[Stored data entries]
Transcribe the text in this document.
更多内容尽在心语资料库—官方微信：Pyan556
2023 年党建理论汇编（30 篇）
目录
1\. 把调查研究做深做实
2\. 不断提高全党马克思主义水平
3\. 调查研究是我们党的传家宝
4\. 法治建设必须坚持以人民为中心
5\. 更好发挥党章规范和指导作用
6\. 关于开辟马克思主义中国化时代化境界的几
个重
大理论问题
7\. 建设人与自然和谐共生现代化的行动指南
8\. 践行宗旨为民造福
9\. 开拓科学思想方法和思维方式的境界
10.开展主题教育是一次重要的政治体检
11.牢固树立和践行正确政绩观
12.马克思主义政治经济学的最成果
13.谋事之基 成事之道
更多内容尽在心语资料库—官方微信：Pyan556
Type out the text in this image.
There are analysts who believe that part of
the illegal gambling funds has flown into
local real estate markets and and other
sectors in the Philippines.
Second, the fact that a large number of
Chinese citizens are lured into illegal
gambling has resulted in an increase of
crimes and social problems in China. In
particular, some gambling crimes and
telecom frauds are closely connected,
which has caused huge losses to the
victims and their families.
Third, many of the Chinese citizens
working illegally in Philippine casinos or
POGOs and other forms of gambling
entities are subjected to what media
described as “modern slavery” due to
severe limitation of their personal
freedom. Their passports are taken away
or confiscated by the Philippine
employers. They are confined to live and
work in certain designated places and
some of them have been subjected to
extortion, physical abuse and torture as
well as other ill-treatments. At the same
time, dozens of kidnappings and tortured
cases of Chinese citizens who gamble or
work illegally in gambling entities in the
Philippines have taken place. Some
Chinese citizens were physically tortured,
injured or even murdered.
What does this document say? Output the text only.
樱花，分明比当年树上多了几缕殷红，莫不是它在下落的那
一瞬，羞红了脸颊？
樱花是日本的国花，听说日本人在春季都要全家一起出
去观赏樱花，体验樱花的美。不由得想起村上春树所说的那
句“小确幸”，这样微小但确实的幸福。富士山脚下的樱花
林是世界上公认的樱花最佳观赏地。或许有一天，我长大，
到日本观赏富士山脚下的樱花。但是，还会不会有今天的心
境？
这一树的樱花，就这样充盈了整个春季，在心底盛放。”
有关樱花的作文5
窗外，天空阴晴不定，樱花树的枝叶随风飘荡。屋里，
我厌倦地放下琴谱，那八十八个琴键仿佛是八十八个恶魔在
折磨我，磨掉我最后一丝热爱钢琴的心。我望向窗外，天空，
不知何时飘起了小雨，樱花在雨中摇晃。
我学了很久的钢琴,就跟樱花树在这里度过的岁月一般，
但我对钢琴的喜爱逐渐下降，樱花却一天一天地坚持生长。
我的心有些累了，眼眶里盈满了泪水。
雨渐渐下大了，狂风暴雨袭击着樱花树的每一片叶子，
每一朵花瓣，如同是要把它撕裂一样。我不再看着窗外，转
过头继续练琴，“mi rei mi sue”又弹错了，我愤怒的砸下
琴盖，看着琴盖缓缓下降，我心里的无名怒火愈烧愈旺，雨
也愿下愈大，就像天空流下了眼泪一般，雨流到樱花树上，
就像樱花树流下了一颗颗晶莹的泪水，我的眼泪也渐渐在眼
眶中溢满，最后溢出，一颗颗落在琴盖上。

■ DESCRIPTION OF THE TASK
Repeat the lines from the one containing "What does this" through the end of the listing, exactly and without any other lines; both ends are included.

■ SOLUTION BELOW
What does this document say? Output the text only.
樱花，分明比当年树上多了几缕殷红，莫不是它在下落的那
一瞬，羞红了脸颊？
樱花是日本的国花，听说日本人在春季都要全家一起出
去观赏樱花，体验樱花的美。不由得想起村上春树所说的那
句“小确幸”，这样微小但确实的幸福。富士山脚下的樱花
林是世界上公认的樱花最佳观赏地。或许有一天，我长大，
到日本观赏富士山脚下的樱花。但是，还会不会有今天的心
境？
这一树的樱花，就这样充盈了整个春季，在心底盛放。”
有关樱花的作文5
窗外，天空阴晴不定，樱花树的枝叶随风飘荡。屋里，
我厌倦地放下琴谱，那八十八个琴键仿佛是八十八个恶魔在
折磨我，磨掉我最后一丝热爱钢琴的心。我望向窗外，天空，
不知何时飘起了小雨，樱花在雨中摇晃。
我学了很久的钢琴,就跟樱花树在这里度过的岁月一般，
但我对钢琴的喜爱逐渐下降，樱花却一天一天地坚持生长。
我的心有些累了，眼眶里盈满了泪水。
雨渐渐下大了，狂风暴雨袭击着樱花树的每一片叶子，
每一朵花瓣，如同是要把它撕裂一样。我不再看着窗外，转
过头继续练琴，“mi rei mi sue”又弹错了，我愤怒的砸下
琴盖，看着琴盖缓缓下降，我心里的无名怒火愈烧愈旺，雨
也愿下愈大，就像天空流下了眼泪一般，雨流到樱花树上，
就像樱花树流下了一颗颗晶莹的泪水，我的眼泪也渐渐在眼
眶中溢满，最后溢出，一颗颗落在琴盖上。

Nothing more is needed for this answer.